» Goal of the exercise
Find the lines of data that contain the string "short", then list them.

» Exercise material

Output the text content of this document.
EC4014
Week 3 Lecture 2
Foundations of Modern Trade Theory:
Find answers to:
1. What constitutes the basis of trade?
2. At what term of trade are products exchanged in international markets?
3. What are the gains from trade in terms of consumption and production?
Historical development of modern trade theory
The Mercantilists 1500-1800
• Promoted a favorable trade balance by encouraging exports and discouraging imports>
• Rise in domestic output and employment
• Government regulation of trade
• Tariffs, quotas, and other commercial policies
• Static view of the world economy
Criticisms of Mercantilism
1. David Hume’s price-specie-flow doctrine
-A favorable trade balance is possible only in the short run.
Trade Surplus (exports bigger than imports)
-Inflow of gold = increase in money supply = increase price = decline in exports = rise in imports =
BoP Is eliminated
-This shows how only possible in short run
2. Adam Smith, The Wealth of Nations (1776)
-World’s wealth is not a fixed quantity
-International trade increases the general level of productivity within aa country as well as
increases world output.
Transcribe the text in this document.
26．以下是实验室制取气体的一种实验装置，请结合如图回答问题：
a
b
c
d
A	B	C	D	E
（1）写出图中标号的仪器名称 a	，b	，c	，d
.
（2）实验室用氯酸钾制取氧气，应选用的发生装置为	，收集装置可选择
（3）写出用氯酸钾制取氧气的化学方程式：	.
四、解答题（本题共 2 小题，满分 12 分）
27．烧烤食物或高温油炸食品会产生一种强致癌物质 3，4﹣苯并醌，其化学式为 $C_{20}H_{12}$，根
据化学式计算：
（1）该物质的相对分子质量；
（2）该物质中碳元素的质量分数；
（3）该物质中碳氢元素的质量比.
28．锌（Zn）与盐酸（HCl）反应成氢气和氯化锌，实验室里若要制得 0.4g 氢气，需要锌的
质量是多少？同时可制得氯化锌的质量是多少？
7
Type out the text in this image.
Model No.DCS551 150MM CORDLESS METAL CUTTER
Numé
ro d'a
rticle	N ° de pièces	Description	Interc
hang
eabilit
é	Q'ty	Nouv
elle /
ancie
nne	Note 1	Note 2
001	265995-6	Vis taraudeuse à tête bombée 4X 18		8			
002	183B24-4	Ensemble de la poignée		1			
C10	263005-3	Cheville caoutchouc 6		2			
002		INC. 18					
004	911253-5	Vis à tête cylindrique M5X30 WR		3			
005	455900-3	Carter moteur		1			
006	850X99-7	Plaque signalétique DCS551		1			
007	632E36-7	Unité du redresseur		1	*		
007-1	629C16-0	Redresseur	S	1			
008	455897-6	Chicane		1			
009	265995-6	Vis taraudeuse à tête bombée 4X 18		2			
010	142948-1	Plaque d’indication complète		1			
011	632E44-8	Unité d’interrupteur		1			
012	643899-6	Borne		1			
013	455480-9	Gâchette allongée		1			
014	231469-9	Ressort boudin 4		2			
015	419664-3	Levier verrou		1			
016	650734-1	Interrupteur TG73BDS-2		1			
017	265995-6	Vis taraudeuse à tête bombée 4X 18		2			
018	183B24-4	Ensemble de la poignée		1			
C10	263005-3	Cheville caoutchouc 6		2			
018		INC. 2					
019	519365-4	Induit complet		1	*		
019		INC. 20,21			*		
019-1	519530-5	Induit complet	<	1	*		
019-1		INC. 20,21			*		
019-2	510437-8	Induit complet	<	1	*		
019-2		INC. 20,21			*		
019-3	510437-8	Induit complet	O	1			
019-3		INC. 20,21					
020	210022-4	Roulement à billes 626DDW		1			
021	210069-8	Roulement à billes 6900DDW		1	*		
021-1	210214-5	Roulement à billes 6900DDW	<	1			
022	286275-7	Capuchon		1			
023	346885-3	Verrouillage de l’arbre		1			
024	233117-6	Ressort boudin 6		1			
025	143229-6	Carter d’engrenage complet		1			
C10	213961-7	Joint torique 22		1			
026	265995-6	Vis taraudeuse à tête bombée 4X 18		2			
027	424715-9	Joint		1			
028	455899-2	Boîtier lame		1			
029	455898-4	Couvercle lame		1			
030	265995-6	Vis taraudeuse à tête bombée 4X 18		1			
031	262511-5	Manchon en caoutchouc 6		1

» Final result
-A favorable trade balance is possible only in the short run.
-This shows how only possible in short run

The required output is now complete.